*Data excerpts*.
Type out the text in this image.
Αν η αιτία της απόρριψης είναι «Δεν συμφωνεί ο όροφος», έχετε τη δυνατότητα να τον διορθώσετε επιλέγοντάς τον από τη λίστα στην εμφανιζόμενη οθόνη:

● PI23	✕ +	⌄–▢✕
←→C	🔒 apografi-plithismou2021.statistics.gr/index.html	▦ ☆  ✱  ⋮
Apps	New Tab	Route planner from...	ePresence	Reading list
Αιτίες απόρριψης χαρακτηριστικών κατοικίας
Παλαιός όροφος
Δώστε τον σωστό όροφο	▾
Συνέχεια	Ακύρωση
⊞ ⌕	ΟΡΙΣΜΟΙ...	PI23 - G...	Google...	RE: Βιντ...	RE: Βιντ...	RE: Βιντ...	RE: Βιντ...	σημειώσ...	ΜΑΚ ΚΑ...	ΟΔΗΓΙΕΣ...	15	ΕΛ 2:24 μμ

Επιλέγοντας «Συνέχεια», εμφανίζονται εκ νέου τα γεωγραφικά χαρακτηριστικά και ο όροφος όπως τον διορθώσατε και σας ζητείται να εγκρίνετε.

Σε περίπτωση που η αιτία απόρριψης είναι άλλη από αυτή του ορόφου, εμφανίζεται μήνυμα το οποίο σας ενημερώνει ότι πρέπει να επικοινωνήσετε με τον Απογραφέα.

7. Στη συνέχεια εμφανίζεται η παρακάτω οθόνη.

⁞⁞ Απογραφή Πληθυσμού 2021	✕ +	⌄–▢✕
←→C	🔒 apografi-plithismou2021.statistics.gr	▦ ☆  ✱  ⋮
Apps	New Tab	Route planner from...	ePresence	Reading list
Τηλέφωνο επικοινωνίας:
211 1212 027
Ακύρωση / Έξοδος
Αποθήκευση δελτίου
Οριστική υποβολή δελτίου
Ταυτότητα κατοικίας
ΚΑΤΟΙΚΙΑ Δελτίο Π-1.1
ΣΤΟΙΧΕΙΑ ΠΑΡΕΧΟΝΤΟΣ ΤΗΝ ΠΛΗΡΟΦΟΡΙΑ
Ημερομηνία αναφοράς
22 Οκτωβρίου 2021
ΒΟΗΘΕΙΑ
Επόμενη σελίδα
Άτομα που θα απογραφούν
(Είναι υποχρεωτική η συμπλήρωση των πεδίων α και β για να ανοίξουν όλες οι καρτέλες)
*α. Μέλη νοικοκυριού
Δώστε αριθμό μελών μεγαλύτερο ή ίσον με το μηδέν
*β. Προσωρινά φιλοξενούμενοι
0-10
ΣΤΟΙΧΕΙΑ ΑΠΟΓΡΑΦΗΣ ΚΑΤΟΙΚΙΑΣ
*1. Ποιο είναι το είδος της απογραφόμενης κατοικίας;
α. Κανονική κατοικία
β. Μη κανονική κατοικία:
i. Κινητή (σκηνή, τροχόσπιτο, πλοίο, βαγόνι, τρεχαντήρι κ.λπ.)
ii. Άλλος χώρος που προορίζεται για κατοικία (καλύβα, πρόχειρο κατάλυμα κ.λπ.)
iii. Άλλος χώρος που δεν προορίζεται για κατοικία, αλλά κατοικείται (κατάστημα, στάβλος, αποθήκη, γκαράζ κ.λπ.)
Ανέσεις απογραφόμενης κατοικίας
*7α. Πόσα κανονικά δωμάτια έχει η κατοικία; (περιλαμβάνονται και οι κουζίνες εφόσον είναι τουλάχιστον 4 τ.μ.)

*Your instructions*. All of the material above needs to be retyped word for word.

*Answer to the task*.
Type out the text in this image.
Αν η αιτία της απόρριψης είναι «Δεν συμφωνεί ο όροφος», έχετε τη δυνατότητα να τον διορθώσετε επιλέγοντάς τον από τη λίστα στην εμφανιζόμενη οθόνη:

● PI23	✕ +	⌄–▢✕
←→C	🔒 apografi-plithismou2021.statistics.gr/index.html	▦ ☆  ✱  ⋮
Apps	New Tab	Route planner from...	ePresence	Reading list
Αιτίες απόρριψης χαρακτηριστικών κατοικίας
Παλαιός όροφος
Δώστε τον σωστό όροφο	▾
Συνέχεια	Ακύρωση
⊞ ⌕	ΟΡΙΣΜΟΙ...	PI23 - G...	Google...	RE: Βιντ...	RE: Βιντ...	RE: Βιντ...	RE: Βιντ...	σημειώσ...	ΜΑΚ ΚΑ...	ΟΔΗΓΙΕΣ...	15	ΕΛ 2:24 μμ

Επιλέγοντας «Συνέχεια», εμφανίζονται εκ νέου τα γεωγραφικά χαρακτηριστικά και ο όροφος όπως τον διορθώσατε και σας ζητείται να εγκρίνετε.

Σε περίπτωση που η αιτία απόρριψης είναι άλλη από αυτή του ορόφου, εμφανίζεται μήνυμα το οποίο σας ενημερώνει ότι πρέπει να επικοινωνήσετε με τον Απογραφέα.

7. Στη συνέχεια εμφανίζεται η παρακάτω οθόνη.

⁞⁞ Απογραφή Πληθυσμού 2021	✕ +	⌄–▢✕
←→C	🔒 apografi-plithismou2021.statistics.gr	▦ ☆  ✱  ⋮
Apps	New Tab	Route planner from...	ePresence	Reading list
Τηλέφωνο επικοινωνίας:
211 1212 027
Ακύρωση / Έξοδος
Αποθήκευση δελτίου
Οριστική υποβολή δελτίου
Ταυτότητα κατοικίας
ΚΑΤΟΙΚΙΑ Δελτίο Π-1.1
ΣΤΟΙΧΕΙΑ ΠΑΡΕΧΟΝΤΟΣ ΤΗΝ ΠΛΗΡΟΦΟΡΙΑ
Ημερομηνία αναφοράς
22 Οκτωβρίου 2021
ΒΟΗΘΕΙΑ
Επόμενη σελίδα
Άτομα που θα απογραφούν
(Είναι υποχρεωτική η συμπλήρωση των πεδίων α και β για να ανοίξουν όλες οι καρτέλες)
*α. Μέλη νοικοκυριού
Δώστε αριθμό μελών μεγαλύτερο ή ίσον με το μηδέν
*β. Προσωρινά φιλοξενούμενοι
0-10
ΣΤΟΙΧΕΙΑ ΑΠΟΓΡΑΦΗΣ ΚΑΤΟΙΚΙΑΣ
*1. Ποιο είναι το είδος της απογραφόμενης κατοικίας;
α. Κανονική κατοικία
β. Μη κανονική κατοικία:
i. Κινητή (σκηνή, τροχόσπιτο, πλοίο, βαγόνι, τρεχαντήρι κ.λπ.)
ii. Άλλος χώρος που προορίζεται για κατοικία (καλύβα, πρόχειρο κατάλυμα κ.λπ.)
iii. Άλλος χώρος που δεν προορίζεται για κατοικία, αλλά κατοικείται (κατάστημα, στάβλος, αποθήκη, γκαράζ κ.λπ.)
Ανέσεις απογραφόμενης κατοικίας
*7α. Πόσα κανονικά δωμάτια έχει η κατοικία; (περιλαμβάνονται και οι κουζίνες εφόσον είναι τουλάχιστον 4 τ.μ.)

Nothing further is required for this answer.